Reproduce the listing below in full and without alteration, apart from its pictures.
— begin Excerpted data —
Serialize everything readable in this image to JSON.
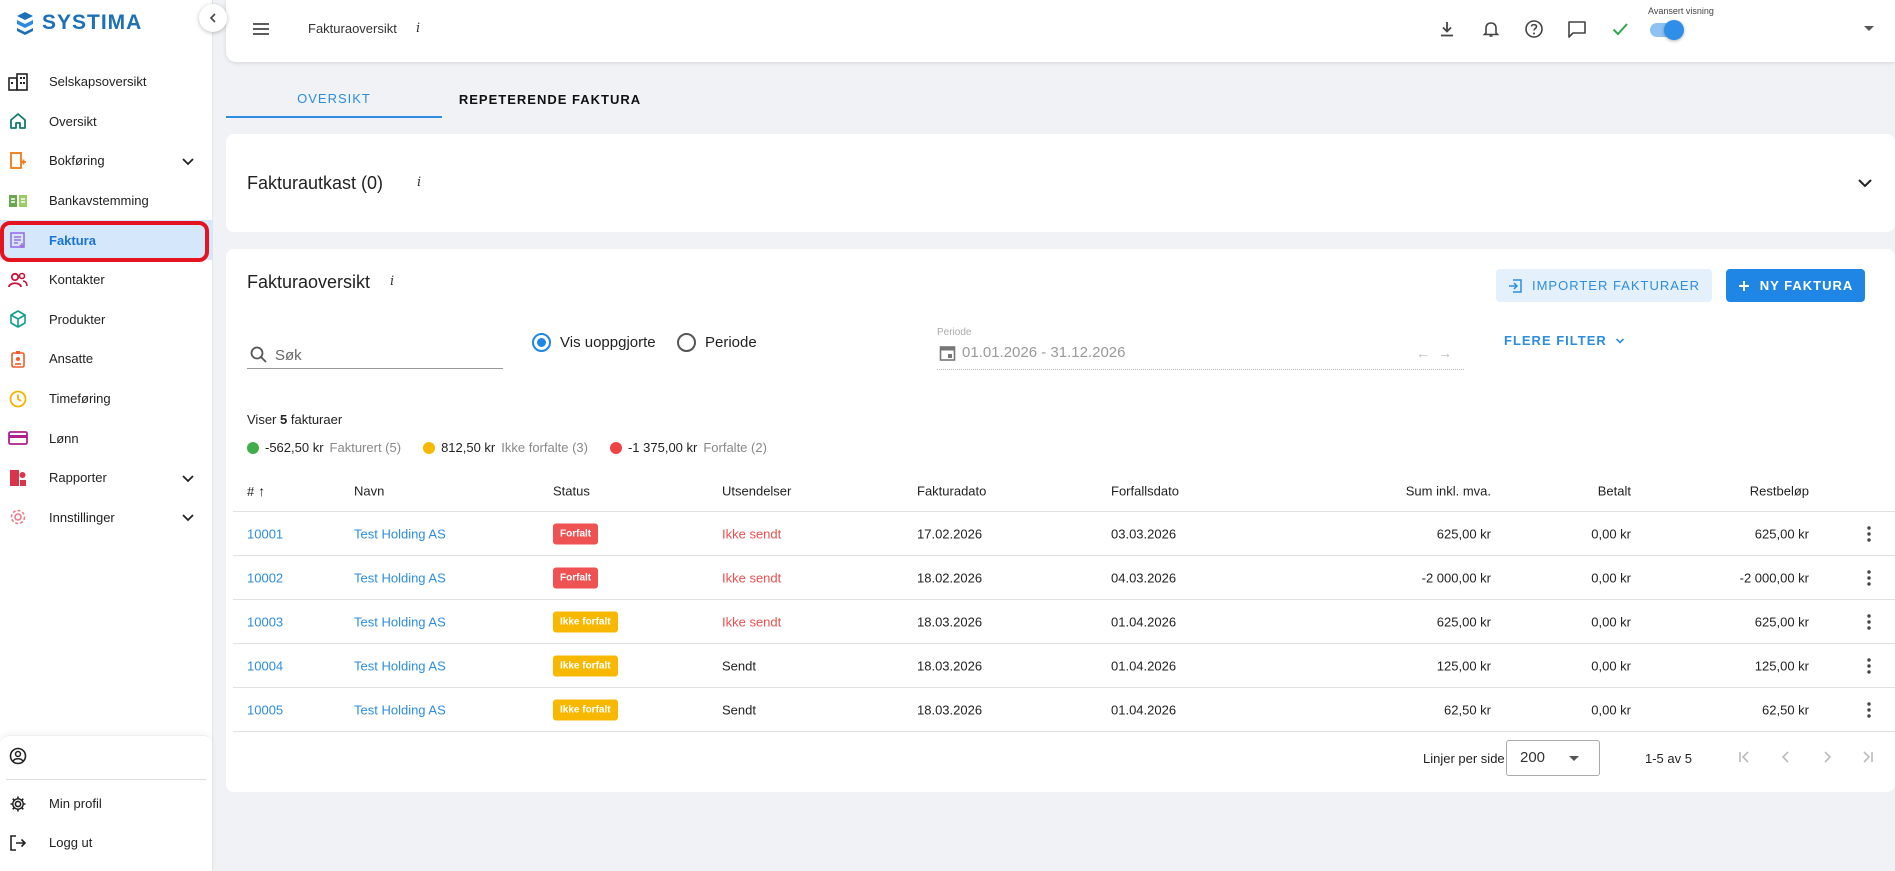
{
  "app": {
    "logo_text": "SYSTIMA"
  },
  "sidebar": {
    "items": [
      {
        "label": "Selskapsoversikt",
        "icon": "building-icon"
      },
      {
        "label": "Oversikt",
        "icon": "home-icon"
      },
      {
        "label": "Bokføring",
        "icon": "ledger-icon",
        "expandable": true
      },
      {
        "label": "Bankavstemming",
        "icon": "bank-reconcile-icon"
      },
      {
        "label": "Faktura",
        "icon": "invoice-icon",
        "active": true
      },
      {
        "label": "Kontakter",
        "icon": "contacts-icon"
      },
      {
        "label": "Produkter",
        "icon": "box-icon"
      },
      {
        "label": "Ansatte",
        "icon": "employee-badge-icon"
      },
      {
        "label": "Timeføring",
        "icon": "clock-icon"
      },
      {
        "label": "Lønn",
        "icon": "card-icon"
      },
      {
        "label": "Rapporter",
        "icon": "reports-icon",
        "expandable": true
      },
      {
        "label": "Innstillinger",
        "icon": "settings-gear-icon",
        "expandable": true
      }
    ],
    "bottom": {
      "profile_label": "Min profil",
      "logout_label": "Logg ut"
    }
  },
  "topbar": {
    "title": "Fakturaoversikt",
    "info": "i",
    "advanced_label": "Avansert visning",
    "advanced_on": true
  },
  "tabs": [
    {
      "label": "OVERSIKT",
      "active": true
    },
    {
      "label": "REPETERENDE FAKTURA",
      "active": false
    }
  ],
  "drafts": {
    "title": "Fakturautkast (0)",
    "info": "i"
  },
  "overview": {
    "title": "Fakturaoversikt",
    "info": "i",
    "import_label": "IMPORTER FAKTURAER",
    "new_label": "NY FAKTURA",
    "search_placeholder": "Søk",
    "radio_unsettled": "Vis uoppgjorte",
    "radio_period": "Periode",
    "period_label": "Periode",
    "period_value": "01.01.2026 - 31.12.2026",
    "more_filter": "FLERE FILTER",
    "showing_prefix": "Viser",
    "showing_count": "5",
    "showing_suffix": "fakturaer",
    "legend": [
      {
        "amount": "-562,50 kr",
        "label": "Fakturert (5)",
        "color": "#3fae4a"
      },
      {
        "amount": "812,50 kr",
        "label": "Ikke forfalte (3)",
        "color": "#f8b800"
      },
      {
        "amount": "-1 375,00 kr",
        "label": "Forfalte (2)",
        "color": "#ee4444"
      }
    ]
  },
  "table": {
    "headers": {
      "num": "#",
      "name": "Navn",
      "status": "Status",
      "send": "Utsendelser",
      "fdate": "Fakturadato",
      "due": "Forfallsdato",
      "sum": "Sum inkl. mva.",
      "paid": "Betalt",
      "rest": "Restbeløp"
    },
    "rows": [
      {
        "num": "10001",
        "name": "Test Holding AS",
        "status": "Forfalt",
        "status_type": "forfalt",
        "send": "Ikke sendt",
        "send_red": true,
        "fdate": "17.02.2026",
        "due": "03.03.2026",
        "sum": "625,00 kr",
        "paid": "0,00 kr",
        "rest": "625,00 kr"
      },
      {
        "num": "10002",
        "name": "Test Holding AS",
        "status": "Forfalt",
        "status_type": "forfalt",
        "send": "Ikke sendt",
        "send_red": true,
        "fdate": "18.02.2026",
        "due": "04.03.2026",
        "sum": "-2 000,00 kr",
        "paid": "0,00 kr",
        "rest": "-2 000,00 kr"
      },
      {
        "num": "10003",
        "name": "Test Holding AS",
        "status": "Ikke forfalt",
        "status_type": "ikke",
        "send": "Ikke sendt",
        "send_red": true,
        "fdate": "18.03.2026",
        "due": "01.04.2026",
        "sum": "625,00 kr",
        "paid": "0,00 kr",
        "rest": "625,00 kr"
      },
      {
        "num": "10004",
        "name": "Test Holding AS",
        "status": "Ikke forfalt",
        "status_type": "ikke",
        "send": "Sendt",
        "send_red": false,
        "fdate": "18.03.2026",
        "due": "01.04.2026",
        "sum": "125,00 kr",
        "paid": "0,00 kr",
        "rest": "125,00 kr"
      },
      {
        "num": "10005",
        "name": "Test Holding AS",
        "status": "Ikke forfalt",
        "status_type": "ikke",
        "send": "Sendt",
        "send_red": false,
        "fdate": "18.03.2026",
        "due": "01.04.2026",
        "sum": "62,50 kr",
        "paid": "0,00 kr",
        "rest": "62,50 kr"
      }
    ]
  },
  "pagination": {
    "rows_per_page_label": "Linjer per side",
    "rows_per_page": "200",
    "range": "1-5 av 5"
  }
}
— end Excerpted data —
-- Exercise solution --
Serialize everything readable in this image to JSON.
{
  "app": {
    "logo_text": "SYSTIMA"
  },
  "sidebar": {
    "items": [
      {
        "label": "Selskapsoversikt",
        "icon": "building-icon"
      },
      {
        "label": "Oversikt",
        "icon": "home-icon"
      },
      {
        "label": "Bokføring",
        "icon": "ledger-icon",
        "expandable": true
      },
      {
        "label": "Bankavstemming",
        "icon": "bank-reconcile-icon"
      },
      {
        "label": "Faktura",
        "icon": "invoice-icon",
        "active": true
      },
      {
        "label": "Kontakter",
        "icon": "contacts-icon"
      },
      {
        "label": "Produkter",
        "icon": "box-icon"
      },
      {
        "label": "Ansatte",
        "icon": "employee-badge-icon"
      },
      {
        "label": "Timeføring",
        "icon": "clock-icon"
      },
      {
        "label": "Lønn",
        "icon": "card-icon"
      },
      {
        "label": "Rapporter",
        "icon": "reports-icon",
        "expandable": true
      },
      {
        "label": "Innstillinger",
        "icon": "settings-gear-icon",
        "expandable": true
      }
    ],
    "bottom": {
      "profile_label": "Min profil",
      "logout_label": "Logg ut"
    }
  },
  "topbar": {
    "title": "Fakturaoversikt",
    "info": "i",
    "advanced_label": "Avansert visning",
    "advanced_on": true
  },
  "tabs": [
    {
      "label": "OVERSIKT",
      "active": true
    },
    {
      "label": "REPETERENDE FAKTURA",
      "active": false
    }
  ],
  "drafts": {
    "title": "Fakturautkast (0)",
    "info": "i"
  },
  "overview": {
    "title": "Fakturaoversikt",
    "info": "i",
    "import_label": "IMPORTER FAKTURAER",
    "new_label": "NY FAKTURA",
    "search_placeholder": "Søk",
    "radio_unsettled": "Vis uoppgjorte",
    "radio_period": "Periode",
    "period_label": "Periode",
    "period_value": "01.01.2026 - 31.12.2026",
    "more_filter": "FLERE FILTER",
    "showing_prefix": "Viser",
    "showing_count": "5",
    "showing_suffix": "fakturaer",
    "legend": [
      {
        "amount": "-562,50 kr",
        "label": "Fakturert (5)",
        "color": "#3fae4a"
      },
      {
        "amount": "812,50 kr",
        "label": "Ikke forfalte (3)",
        "color": "#f8b800"
      },
      {
        "amount": "-1 375,00 kr",
        "label": "Forfalte (2)",
        "color": "#ee4444"
      }
    ]
  },
  "table": {
    "headers": {
      "num": "#",
      "name": "Navn",
      "status": "Status",
      "send": "Utsendelser",
      "fdate": "Fakturadato",
      "due": "Forfallsdato",
      "sum": "Sum inkl. mva.",
      "paid": "Betalt",
      "rest": "Restbeløp"
    },
    "rows": [
      {
        "num": "10001",
        "name": "Test Holding AS",
        "status": "Forfalt",
        "status_type": "forfalt",
        "send": "Ikke sendt",
        "send_red": true,
        "fdate": "17.02.2026",
        "due": "03.03.2026",
        "sum": "625,00 kr",
        "paid": "0,00 kr",
        "rest": "625,00 kr"
      },
      {
        "num": "10002",
        "name": "Test Holding AS",
        "status": "Forfalt",
        "status_type": "forfalt",
        "send": "Ikke sendt",
        "send_red": true,
        "fdate": "18.02.2026",
        "due": "04.03.2026",
        "sum": "-2 000,00 kr",
        "paid": "0,00 kr",
        "rest": "-2 000,00 kr"
      },
      {
        "num": "10003",
        "name": "Test Holding AS",
        "status": "Ikke forfalt",
        "status_type": "ikke",
        "send": "Ikke sendt",
        "send_red": true,
        "fdate": "18.03.2026",
        "due": "01.04.2026",
        "sum": "625,00 kr",
        "paid": "0,00 kr",
        "rest": "625,00 kr"
      },
      {
        "num": "10004",
        "name": "Test Holding AS",
        "status": "Ikke forfalt",
        "status_type": "ikke",
        "send": "Sendt",
        "send_red": false,
        "fdate": "18.03.2026",
        "due": "01.04.2026",
        "sum": "125,00 kr",
        "paid": "0,00 kr",
        "rest": "125,00 kr"
      },
      {
        "num": "10005",
        "name": "Test Holding AS",
        "status": "Ikke forfalt",
        "status_type": "ikke",
        "send": "Sendt",
        "send_red": false,
        "fdate": "18.03.2026",
        "due": "01.04.2026",
        "sum": "62,50 kr",
        "paid": "0,00 kr",
        "rest": "62,50 kr"
      }
    ]
  },
  "pagination": {
    "rows_per_page_label": "Linjer per side",
    "rows_per_page": "200",
    "range": "1-5 av 5"
  }
}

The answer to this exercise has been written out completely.